** Begin MATERIAL **

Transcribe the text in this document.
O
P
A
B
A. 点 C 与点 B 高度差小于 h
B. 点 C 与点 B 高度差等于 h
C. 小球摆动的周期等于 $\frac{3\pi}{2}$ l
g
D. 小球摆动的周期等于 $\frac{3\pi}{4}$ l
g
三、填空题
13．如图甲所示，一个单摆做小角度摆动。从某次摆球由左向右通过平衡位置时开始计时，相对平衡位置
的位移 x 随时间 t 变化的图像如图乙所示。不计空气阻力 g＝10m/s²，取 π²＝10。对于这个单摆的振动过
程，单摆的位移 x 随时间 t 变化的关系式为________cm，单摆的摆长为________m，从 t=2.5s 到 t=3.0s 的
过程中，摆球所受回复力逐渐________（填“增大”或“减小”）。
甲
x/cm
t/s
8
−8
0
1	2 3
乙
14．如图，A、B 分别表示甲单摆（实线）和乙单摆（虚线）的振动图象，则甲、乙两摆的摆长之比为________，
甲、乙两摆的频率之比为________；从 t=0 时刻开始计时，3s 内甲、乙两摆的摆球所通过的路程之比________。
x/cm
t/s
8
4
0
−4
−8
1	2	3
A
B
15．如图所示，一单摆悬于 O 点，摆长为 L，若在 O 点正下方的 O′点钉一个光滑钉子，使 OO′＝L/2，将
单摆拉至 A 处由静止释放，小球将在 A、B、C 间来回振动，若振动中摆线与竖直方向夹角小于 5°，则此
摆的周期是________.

** End MATERIAL **

### WHAT THE EXERCISE ASKS
The records above should be returned exactly.

### EXERCISE ANSWER
Transcribe the text in this document.
O
P
A
B
A. 点 C 与点 B 高度差小于 h
B. 点 C 与点 B 高度差等于 h
C. 小球摆动的周期等于 $\frac{3\pi}{2}$ l
g
D. 小球摆动的周期等于 $\frac{3\pi}{4}$ l
g
三、填空题
13．如图甲所示，一个单摆做小角度摆动。从某次摆球由左向右通过平衡位置时开始计时，相对平衡位置
的位移 x 随时间 t 变化的图像如图乙所示。不计空气阻力 g＝10m/s²，取 π²＝10。对于这个单摆的振动过
程，单摆的位移 x 随时间 t 变化的关系式为________cm，单摆的摆长为________m，从 t=2.5s 到 t=3.0s 的
过程中，摆球所受回复力逐渐________（填“增大”或“减小”）。
甲
x/cm
t/s
8
−8
0
1	2 3
乙
14．如图，A、B 分别表示甲单摆（实线）和乙单摆（虚线）的振动图象，则甲、乙两摆的摆长之比为________，
甲、乙两摆的频率之比为________；从 t=0 时刻开始计时，3s 内甲、乙两摆的摆球所通过的路程之比________。
x/cm
t/s
8
4
0
−4
−8
1	2	3
A
B
15．如图所示，一单摆悬于 O 点，摆长为 L，若在 O 点正下方的 O′点钉一个光滑钉子，使 OO′＝L/2，将
单摆拉至 A 处由静止释放，小球将在 A、B、C 间来回振动，若振动中摆线与竖直方向夹角小于 5°，则此
摆的周期是________.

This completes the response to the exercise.